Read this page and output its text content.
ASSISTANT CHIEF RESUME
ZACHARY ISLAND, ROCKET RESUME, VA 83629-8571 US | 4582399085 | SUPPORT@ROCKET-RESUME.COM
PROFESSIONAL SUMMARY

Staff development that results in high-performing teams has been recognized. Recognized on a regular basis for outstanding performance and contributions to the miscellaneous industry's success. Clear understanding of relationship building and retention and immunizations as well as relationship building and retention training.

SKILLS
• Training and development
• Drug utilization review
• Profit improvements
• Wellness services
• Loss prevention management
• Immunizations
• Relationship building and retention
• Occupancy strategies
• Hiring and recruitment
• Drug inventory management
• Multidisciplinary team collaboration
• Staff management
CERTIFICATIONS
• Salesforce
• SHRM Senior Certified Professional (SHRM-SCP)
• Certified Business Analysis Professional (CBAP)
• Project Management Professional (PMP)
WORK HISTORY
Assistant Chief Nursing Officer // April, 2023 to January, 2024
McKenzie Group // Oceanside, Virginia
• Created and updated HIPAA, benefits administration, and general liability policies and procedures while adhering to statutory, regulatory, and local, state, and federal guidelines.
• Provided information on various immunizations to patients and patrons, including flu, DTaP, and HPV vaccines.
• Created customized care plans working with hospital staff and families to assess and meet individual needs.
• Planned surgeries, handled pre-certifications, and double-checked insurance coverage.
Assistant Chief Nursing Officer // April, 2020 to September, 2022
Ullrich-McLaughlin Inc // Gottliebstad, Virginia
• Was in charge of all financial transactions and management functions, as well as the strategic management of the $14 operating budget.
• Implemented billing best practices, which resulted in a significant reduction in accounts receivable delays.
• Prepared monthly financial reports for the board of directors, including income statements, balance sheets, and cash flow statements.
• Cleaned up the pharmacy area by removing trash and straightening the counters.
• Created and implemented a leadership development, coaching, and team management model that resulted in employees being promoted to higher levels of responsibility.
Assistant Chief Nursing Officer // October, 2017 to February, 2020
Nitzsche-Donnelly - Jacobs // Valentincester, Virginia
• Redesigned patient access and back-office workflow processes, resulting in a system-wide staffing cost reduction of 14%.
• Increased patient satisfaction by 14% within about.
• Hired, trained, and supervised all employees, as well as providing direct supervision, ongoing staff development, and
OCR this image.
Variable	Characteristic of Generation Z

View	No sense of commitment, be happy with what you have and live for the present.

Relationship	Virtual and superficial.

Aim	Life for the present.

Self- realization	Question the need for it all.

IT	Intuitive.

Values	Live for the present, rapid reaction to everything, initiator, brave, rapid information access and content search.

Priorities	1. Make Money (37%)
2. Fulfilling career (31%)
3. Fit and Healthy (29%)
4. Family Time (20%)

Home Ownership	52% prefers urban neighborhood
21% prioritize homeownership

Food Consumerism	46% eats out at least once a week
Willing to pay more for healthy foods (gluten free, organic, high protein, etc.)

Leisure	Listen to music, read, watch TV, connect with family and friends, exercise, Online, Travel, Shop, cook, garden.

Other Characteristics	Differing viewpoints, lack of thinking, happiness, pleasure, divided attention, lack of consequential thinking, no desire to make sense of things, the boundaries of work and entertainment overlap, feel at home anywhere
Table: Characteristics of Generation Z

++++++

Review the material and copy each line in which the word "financial" appears.

• PROBLEM SOLUTION:
• Was in charge of all financial transactions and management functions, as well as the strategic management of the $14 operating budget.
• Prepared monthly financial reports for the board of directors, including income statements, balance sheets, and cash flow statements.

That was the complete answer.